Exercise -
Each entry that follows is to be retyped exactly. Pictures do not belong in the copy.

(Dataset records)

#####

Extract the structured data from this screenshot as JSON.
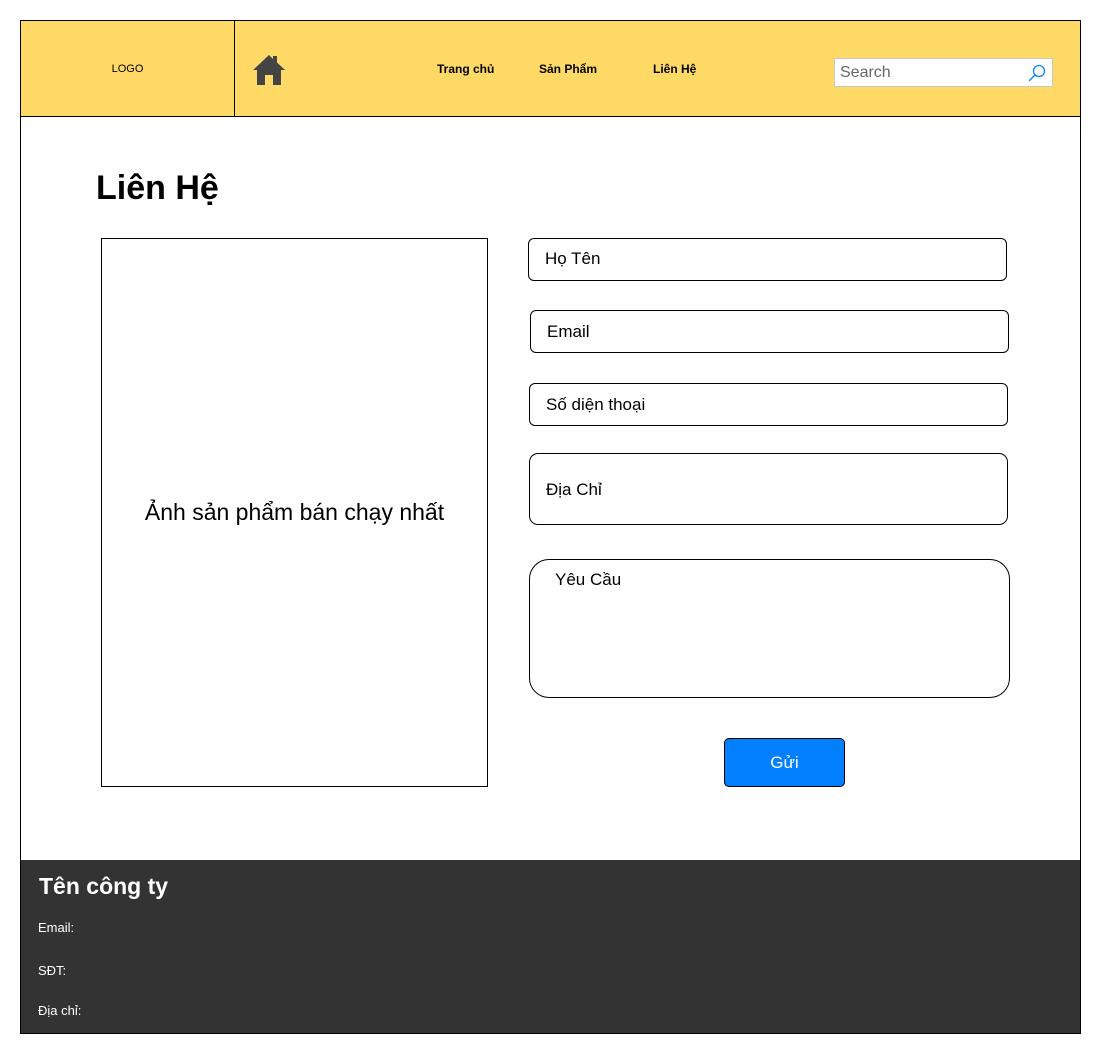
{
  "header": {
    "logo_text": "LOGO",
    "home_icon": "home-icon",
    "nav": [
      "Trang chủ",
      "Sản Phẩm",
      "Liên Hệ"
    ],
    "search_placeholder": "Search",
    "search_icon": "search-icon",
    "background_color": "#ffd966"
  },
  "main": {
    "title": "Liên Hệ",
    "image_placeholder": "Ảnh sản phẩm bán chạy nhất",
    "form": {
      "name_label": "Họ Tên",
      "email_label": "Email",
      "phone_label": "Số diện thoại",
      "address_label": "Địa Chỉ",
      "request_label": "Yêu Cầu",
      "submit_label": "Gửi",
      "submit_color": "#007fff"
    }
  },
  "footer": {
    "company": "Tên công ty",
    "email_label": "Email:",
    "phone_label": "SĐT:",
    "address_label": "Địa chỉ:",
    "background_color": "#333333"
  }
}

#####

Written response -
Extract the structured data from this screenshot as JSON.
{
  "header": {
    "logo_text": "LOGO",
    "home_icon": "home-icon",
    "nav": [
      "Trang chủ",
      "Sản Phẩm",
      "Liên Hệ"
    ],
    "search_placeholder": "Search",
    "search_icon": "search-icon",
    "background_color": "#ffd966"
  },
  "main": {
    "title": "Liên Hệ",
    "image_placeholder": "Ảnh sản phẩm bán chạy nhất",
    "form": {
      "name_label": "Họ Tên",
      "email_label": "Email",
      "phone_label": "Số diện thoại",
      "address_label": "Địa Chỉ",
      "request_label": "Yêu Cầu",
      "submit_label": "Gửi",
      "submit_color": "#007fff"
    }
  },
  "footer": {
    "company": "Tên công ty",
    "email_label": "Email:",
    "phone_label": "SĐT:",
    "address_label": "Địa chỉ:",
    "background_color": "#333333"
  }
}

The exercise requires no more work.